SUPPLIED RECORDS:
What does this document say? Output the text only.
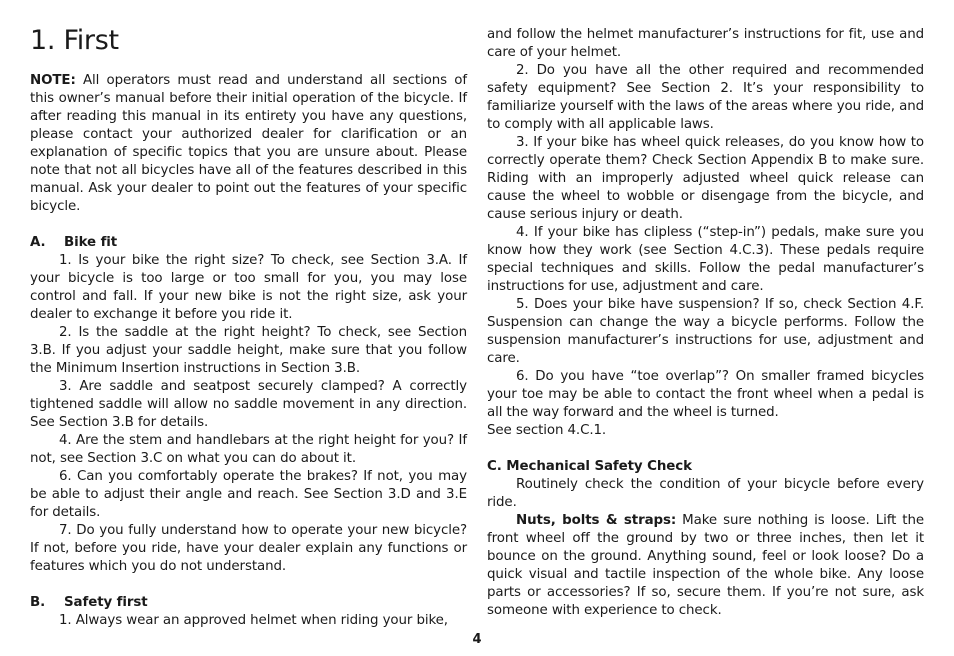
1. First

NOTE: All operators must read and understand all sections of this owner’s manual before their initial operation of the bicycle. If after reading this manual in its entirety you have any questions, please contact your authorized dealer for clarification or an explanation of specific topics that you are unsure about. Please note that not all bicycles have all of the features described in this manual. Ask your dealer to point out the features of your specific bicycle.

A. Bike fit

1. Is your bike the right size? To check, see Section 3.A. If your bicycle is too large or too small for you, you may lose control and fall. If your new bike is not the right size, ask your dealer to exchange it before you ride it.

2. Is the saddle at the right height? To check, see Section 3.B. If you adjust your saddle height, make sure that you follow the Minimum Insertion instructions in Section 3.B.

3. Are saddle and seatpost securely clamped? A correctly tightened saddle will allow no saddle movement in any direction. See Section 3.B for details.

4. Are the stem and handlebars at the right height for you? If not, see Section 3.C on what you can do about it.

6. Can you comfortably operate the brakes? If not, you may be able to adjust their angle and reach. See Section 3.D and 3.E for details.

7. Do you fully understand how to operate your new bicycle? If not, before you ride, have your dealer explain any functions or features which you do not understand.

B. Safety first

1. Always wear an approved helmet when riding your bike,

and follow the helmet manufacturer’s instructions for fit, use and care of your helmet.

2. Do you have all the other required and recommended safety equipment? See Section 2. It’s your responsibility to familiarize yourself with the laws of the areas where you ride, and to comply with all applicable laws.

3. If your bike has wheel quick releases, do you know how to correctly operate them? Check Section Appendix B to make sure. Riding with an improperly adjusted wheel quick release can cause the wheel to wobble or disengage from the bicycle, and cause serious injury or death.

4. If your bike has clipless (“step-in”) pedals, make sure you know how they work (see Section 4.C.3). These pedals require special techniques and skills. Follow the pedal manufacturer’s instructions for use, adjustment and care.

5. Does your bike have suspension? If so, check Section 4.F. Suspension can change the way a bicycle performs. Follow the suspension manufacturer’s instructions for use, adjustment and care.

6. Do you have “toe overlap”? On smaller framed bicycles your toe may be able to contact the front wheel when a pedal is all the way forward and the wheel is turned.

See section 4.C.1.

C. Mechanical Safety Check

Routinely check the condition of your bicycle before every ride.

Nuts, bolts & straps: Make sure nothing is loose. Lift the front wheel off the ground by two or three inches, then let it bounce on the ground. Anything sound, feel or look loose? Do a quick visual and tactile inspection of the whole bike. Any loose parts or accessories? If so, secure them. If you’re not sure, ask someone with experience to check.

4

SHORT TASK: Show every line from the entries above in which "features" appears.

RESULT:
NOTE: All operators must read and understand all sections of this owner’s manual before their initial operation of the bicycle. If after reading this manual in its entirety you have any questions, please contact your authorized dealer for clarification or an explanation of specific topics that you are unsure about. Please note that not all bicycles have all of the features described in this manual. Ask your dealer to point out the features of your specific bicycle.
7. Do you fully understand how to operate your new bicycle? If not, before you ride, have your dealer explain any functions or features which you do not understand.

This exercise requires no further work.